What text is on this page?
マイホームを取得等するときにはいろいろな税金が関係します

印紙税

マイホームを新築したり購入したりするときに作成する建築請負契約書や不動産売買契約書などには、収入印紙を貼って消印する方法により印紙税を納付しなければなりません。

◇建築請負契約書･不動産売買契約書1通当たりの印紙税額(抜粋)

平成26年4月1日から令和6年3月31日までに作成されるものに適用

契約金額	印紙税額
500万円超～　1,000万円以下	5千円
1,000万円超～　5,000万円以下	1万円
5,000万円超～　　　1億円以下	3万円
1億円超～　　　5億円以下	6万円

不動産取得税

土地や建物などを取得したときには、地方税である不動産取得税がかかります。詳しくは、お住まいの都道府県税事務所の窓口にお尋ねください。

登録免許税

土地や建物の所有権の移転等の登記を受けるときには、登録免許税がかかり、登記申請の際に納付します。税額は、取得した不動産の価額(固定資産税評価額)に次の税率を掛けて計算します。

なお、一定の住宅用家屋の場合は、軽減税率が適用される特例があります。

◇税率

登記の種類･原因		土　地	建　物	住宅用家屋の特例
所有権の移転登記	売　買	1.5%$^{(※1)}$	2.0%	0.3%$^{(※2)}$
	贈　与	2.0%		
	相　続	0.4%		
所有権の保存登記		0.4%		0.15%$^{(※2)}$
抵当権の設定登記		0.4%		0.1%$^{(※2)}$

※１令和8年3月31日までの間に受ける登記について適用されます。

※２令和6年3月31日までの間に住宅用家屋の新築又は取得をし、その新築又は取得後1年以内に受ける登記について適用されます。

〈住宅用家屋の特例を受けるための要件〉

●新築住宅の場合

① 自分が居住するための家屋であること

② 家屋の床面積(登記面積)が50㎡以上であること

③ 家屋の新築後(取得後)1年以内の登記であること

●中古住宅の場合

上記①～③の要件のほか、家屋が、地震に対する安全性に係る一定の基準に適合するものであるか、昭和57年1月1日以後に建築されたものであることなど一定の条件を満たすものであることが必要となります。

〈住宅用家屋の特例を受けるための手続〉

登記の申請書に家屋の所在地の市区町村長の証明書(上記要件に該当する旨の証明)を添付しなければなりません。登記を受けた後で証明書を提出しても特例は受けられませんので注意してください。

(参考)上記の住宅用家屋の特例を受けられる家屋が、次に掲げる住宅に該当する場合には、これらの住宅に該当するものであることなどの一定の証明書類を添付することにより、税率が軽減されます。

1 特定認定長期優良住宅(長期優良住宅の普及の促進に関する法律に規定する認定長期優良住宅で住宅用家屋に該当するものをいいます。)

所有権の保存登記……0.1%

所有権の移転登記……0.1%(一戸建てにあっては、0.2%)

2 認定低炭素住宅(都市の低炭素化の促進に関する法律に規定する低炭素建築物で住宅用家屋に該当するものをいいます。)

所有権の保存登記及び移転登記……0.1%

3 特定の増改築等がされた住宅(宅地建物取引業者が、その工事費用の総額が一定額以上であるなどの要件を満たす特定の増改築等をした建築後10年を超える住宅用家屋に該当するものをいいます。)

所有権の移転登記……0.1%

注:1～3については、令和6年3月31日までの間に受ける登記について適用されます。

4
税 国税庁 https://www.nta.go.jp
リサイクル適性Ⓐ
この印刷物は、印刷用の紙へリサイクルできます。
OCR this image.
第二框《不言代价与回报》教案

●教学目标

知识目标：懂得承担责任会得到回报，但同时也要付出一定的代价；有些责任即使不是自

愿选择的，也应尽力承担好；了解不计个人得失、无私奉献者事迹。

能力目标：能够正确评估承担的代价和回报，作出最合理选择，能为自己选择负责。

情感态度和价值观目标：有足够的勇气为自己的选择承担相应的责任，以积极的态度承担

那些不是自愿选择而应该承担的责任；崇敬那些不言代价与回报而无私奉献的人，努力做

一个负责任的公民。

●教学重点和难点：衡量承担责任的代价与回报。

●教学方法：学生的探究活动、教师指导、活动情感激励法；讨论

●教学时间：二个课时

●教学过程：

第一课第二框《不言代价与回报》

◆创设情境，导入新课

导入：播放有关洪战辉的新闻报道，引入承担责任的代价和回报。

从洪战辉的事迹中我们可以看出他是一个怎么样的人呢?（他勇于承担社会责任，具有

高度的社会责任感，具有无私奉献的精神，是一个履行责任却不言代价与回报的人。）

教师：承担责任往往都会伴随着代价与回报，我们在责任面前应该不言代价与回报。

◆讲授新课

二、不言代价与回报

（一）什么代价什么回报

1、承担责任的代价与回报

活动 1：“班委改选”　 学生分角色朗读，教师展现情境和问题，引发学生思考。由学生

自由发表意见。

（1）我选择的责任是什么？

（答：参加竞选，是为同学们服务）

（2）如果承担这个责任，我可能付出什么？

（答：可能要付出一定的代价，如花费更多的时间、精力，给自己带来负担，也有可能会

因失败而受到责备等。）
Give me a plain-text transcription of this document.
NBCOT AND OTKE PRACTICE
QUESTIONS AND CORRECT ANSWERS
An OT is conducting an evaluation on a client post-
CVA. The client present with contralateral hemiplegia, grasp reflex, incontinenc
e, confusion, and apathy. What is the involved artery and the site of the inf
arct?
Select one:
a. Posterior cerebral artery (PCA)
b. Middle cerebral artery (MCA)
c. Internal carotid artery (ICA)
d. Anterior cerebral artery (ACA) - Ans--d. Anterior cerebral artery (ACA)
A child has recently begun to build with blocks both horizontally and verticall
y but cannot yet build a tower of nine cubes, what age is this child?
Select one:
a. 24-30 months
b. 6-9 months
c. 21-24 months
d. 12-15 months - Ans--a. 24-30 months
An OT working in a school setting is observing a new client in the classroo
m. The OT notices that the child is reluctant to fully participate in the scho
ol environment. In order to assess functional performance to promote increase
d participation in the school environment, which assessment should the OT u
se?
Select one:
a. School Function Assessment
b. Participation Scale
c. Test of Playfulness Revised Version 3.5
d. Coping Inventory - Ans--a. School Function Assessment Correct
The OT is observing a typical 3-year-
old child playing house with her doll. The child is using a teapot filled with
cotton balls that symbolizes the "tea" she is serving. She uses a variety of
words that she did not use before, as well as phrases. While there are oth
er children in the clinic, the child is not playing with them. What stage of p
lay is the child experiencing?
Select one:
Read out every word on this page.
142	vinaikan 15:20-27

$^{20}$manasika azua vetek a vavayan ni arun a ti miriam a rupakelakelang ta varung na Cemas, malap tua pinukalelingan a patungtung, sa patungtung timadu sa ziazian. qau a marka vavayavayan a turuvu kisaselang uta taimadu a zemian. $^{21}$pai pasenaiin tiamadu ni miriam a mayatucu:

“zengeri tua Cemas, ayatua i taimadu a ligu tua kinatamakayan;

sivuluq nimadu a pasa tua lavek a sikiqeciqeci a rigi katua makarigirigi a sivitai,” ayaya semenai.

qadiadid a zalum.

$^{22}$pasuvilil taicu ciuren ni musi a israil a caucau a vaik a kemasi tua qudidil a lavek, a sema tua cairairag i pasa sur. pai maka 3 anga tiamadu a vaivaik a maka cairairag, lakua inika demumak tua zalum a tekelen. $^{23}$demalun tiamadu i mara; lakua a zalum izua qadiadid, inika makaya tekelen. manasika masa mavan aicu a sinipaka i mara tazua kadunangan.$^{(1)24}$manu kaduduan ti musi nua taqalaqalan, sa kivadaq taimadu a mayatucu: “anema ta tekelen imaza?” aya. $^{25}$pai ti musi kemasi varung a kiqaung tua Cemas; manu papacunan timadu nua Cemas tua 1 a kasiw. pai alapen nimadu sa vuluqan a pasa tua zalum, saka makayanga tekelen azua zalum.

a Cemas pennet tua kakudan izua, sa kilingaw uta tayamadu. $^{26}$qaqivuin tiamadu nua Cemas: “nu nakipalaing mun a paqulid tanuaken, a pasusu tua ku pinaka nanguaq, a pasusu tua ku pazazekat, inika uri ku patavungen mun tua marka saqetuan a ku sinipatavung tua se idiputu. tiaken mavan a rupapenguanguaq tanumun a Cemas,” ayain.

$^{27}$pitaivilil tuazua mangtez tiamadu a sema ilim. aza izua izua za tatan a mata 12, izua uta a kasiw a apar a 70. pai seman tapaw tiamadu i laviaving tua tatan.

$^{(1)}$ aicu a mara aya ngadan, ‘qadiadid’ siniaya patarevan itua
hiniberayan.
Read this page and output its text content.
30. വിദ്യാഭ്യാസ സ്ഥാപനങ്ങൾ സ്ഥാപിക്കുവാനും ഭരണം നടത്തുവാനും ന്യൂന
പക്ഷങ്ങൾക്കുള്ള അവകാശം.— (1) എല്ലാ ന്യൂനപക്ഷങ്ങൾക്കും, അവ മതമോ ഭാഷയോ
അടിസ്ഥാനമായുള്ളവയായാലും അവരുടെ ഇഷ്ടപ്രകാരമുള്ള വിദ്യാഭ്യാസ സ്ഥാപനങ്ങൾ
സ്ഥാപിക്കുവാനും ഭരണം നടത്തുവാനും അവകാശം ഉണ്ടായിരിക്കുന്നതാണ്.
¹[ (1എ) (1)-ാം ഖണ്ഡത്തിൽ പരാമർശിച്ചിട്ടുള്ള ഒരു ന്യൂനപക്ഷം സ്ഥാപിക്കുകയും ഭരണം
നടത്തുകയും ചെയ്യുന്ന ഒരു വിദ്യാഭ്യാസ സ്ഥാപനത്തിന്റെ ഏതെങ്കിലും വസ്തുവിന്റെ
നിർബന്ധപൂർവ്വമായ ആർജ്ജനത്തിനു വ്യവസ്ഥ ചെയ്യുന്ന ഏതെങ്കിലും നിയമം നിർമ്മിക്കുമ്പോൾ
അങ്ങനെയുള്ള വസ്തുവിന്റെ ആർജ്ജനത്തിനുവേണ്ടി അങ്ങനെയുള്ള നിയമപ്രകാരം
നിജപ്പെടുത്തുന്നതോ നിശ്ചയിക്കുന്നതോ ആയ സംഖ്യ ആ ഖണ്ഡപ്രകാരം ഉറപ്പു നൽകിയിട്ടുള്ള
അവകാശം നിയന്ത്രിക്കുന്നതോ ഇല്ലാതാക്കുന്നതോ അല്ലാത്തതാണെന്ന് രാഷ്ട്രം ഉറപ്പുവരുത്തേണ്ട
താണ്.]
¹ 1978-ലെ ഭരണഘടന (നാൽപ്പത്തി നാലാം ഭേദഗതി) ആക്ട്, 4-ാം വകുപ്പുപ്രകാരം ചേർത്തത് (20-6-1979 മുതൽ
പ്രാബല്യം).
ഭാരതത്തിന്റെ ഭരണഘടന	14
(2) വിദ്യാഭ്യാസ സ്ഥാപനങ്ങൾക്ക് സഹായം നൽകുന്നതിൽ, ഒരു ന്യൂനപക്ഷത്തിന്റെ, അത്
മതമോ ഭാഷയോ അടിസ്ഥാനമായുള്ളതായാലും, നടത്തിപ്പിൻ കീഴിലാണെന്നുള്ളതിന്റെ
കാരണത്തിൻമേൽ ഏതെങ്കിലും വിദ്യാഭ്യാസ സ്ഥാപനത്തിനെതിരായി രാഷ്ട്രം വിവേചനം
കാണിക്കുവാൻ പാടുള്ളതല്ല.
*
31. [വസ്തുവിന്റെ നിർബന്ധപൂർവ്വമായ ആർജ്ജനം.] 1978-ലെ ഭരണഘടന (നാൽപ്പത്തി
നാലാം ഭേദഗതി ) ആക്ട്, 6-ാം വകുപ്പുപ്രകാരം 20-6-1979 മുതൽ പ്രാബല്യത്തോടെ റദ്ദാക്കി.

WORK TO DO:
Set down, word for word, every line from the line that holds "Read this page and output its text content." to the end of the entries above, including both ends.

OUTPUT BELOW:
Read this page and output its text content.
30. വിദ്യാഭ്യാസ സ്ഥാപനങ്ങൾ സ്ഥാപിക്കുവാനും ഭരണം നടത്തുവാനും ന്യൂന
പക്ഷങ്ങൾക്കുള്ള അവകാശം.— (1) എല്ലാ ന്യൂനപക്ഷങ്ങൾക്കും, അവ മതമോ ഭാഷയോ
അടിസ്ഥാനമായുള്ളവയായാലും അവരുടെ ഇഷ്ടപ്രകാരമുള്ള വിദ്യാഭ്യാസ സ്ഥാപനങ്ങൾ
സ്ഥാപിക്കുവാനും ഭരണം നടത്തുവാനും അവകാശം ഉണ്ടായിരിക്കുന്നതാണ്.
¹[ (1എ) (1)-ാം ഖണ്ഡത്തിൽ പരാമർശിച്ചിട്ടുള്ള ഒരു ന്യൂനപക്ഷം സ്ഥാപിക്കുകയും ഭരണം
നടത്തുകയും ചെയ്യുന്ന ഒരു വിദ്യാഭ്യാസ സ്ഥാപനത്തിന്റെ ഏതെങ്കിലും വസ്തുവിന്റെ
നിർബന്ധപൂർവ്വമായ ആർജ്ജനത്തിനു വ്യവസ്ഥ ചെയ്യുന്ന ഏതെങ്കിലും നിയമം നിർമ്മിക്കുമ്പോൾ
അങ്ങനെയുള്ള വസ്തുവിന്റെ ആർജ്ജനത്തിനുവേണ്ടി അങ്ങനെയുള്ള നിയമപ്രകാരം
നിജപ്പെടുത്തുന്നതോ നിശ്ചയിക്കുന്നതോ ആയ സംഖ്യ ആ ഖണ്ഡപ്രകാരം ഉറപ്പു നൽകിയിട്ടുള്ള
അവകാശം നിയന്ത്രിക്കുന്നതോ ഇല്ലാതാക്കുന്നതോ അല്ലാത്തതാണെന്ന് രാഷ്ട്രം ഉറപ്പുവരുത്തേണ്ട
താണ്.]
¹ 1978-ലെ ഭരണഘടന (നാൽപ്പത്തി നാലാം ഭേദഗതി) ആക്ട്, 4-ാം വകുപ്പുപ്രകാരം ചേർത്തത് (20-6-1979 മുതൽ
പ്രാബല്യം).
ഭാരതത്തിന്റെ ഭരണഘടന	14
(2) വിദ്യാഭ്യാസ സ്ഥാപനങ്ങൾക്ക് സഹായം നൽകുന്നതിൽ, ഒരു ന്യൂനപക്ഷത്തിന്റെ, അത്
മതമോ ഭാഷയോ അടിസ്ഥാനമായുള്ളതായാലും, നടത്തിപ്പിൻ കീഴിലാണെന്നുള്ളതിന്റെ
കാരണത്തിൻമേൽ ഏതെങ്കിലും വിദ്യാഭ്യാസ സ്ഥാപനത്തിനെതിരായി രാഷ്ട്രം വിവേചനം
കാണിക്കുവാൻ പാടുള്ളതല്ല.
*
31. [വസ്തുവിന്റെ നിർബന്ധപൂർവ്വമായ ആർജ്ജനം.] 1978-ലെ ഭരണഘടന (നാൽപ്പത്തി
നാലാം ഭേദഗതി ) ആക്ട്, 6-ാം വകുപ്പുപ്രകാരം 20-6-1979 മുതൽ പ്രാബല്യത്തോടെ റദ്ദാക്കി.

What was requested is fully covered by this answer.